» **The task**
Repeat every entry word for word, skipping the pictures.

» **Task input**
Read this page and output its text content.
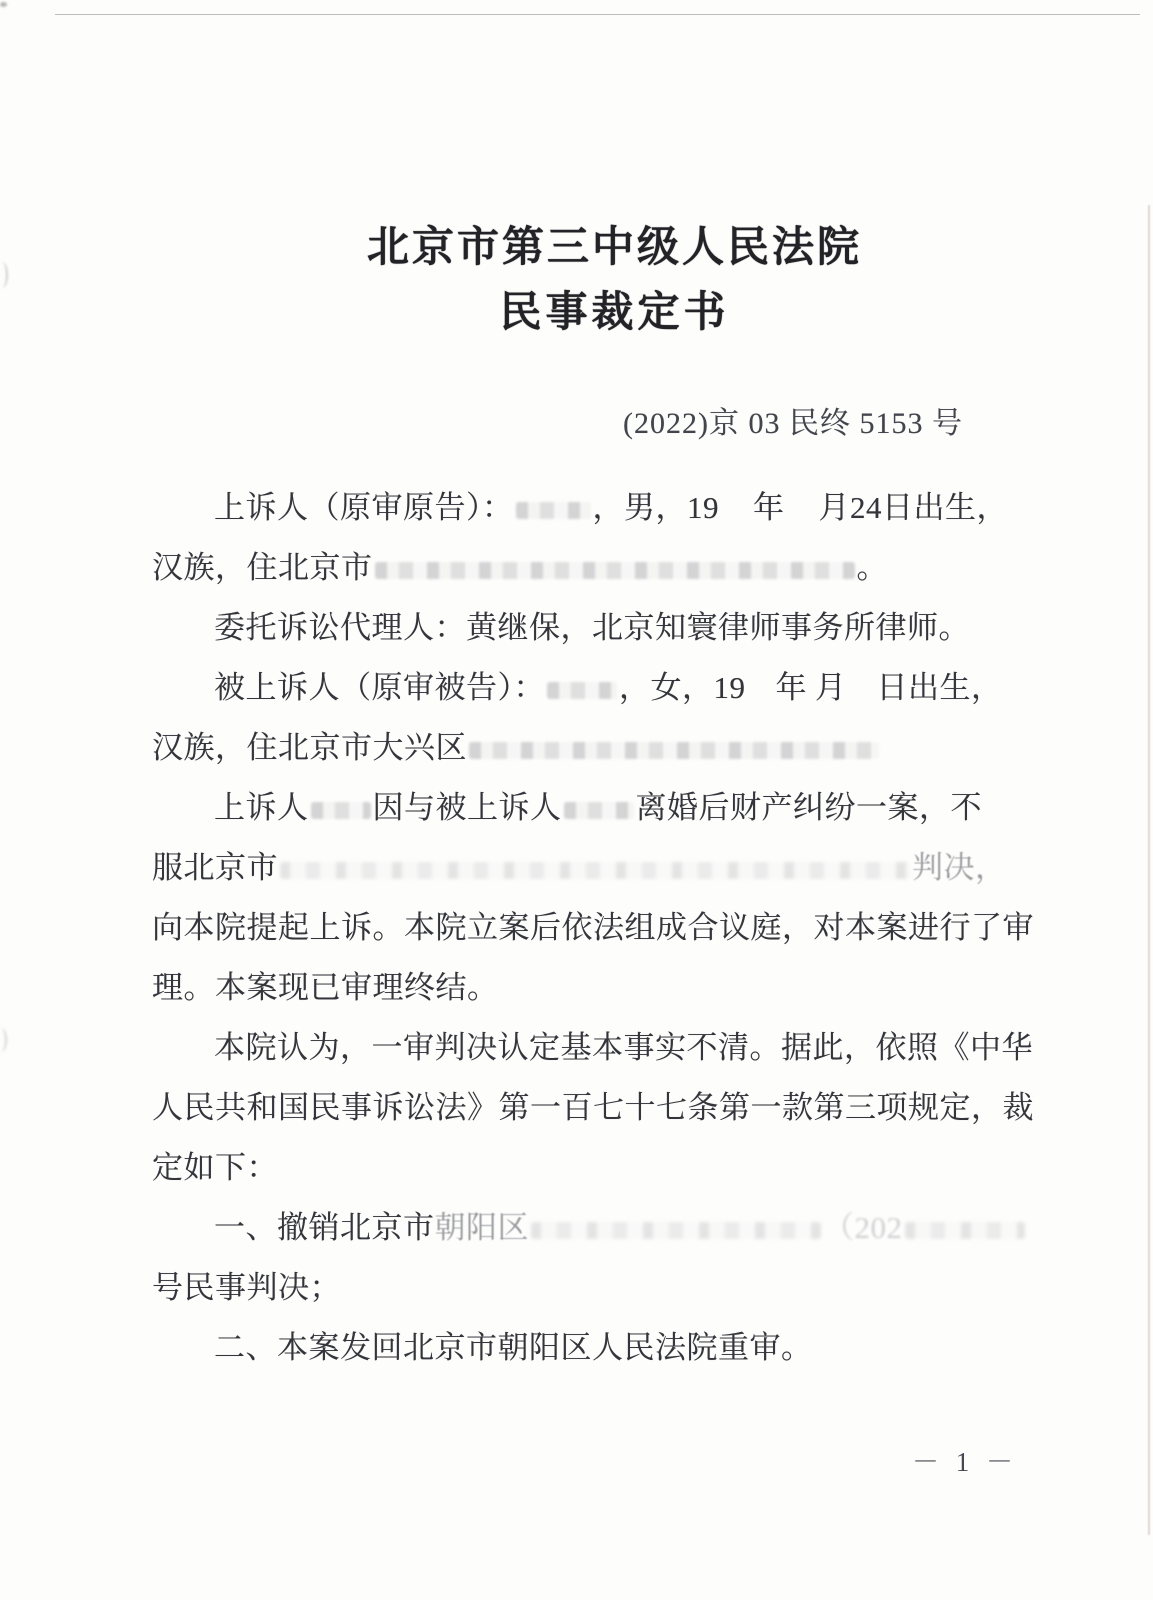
北京市第三中级人民法院
民事裁定书
(2022)京 03 民终 5153 号
上诉人（原审原告）：	，男，19 年 月24日出生，
汉族，住北京市	。
委托诉讼代理人：黄继保，北京知寰律师事务所律师。
被上诉人（原审被告）： ，女，19 年 月 日出生，
汉族，住北京市大兴区
上诉人 因与被上诉人 离婚后财产纠纷一案，不
服北京市	判决，
向本院提起上诉。本院立案后依法组成合议庭，对本案进行了审
理。本案现已审理终结。
本院认为，一审判决认定基本事实不清。据此，依照《中华
人民共和国民事诉讼法》第一百七十七条第一款第三项规定，裁
定如下：
一、撤销北京市朝阳区	（202
号民事判决；
二、本案发回北京市朝阳区人民法院重审。
－ 1 －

» **Worked solution**
Read this page and output its text content.
北京市第三中级人民法院
民事裁定书
(2022)京 03 民终 5153 号
上诉人（原审原告）：	，男，19 年 月24日出生，
汉族，住北京市	。
委托诉讼代理人：黄继保，北京知寰律师事务所律师。
被上诉人（原审被告）： ，女，19 年 月 日出生，
汉族，住北京市大兴区
上诉人 因与被上诉人 离婚后财产纠纷一案，不
服北京市	判决，
向本院提起上诉。本院立案后依法组成合议庭，对本案进行了审
理。本案现已审理终结。
本院认为，一审判决认定基本事实不清。据此，依照《中华
人民共和国民事诉讼法》第一百七十七条第一款第三项规定，裁
定如下：
一、撤销北京市朝阳区	（202
号民事判决；
二、本案发回北京市朝阳区人民法院重审。
－ 1 －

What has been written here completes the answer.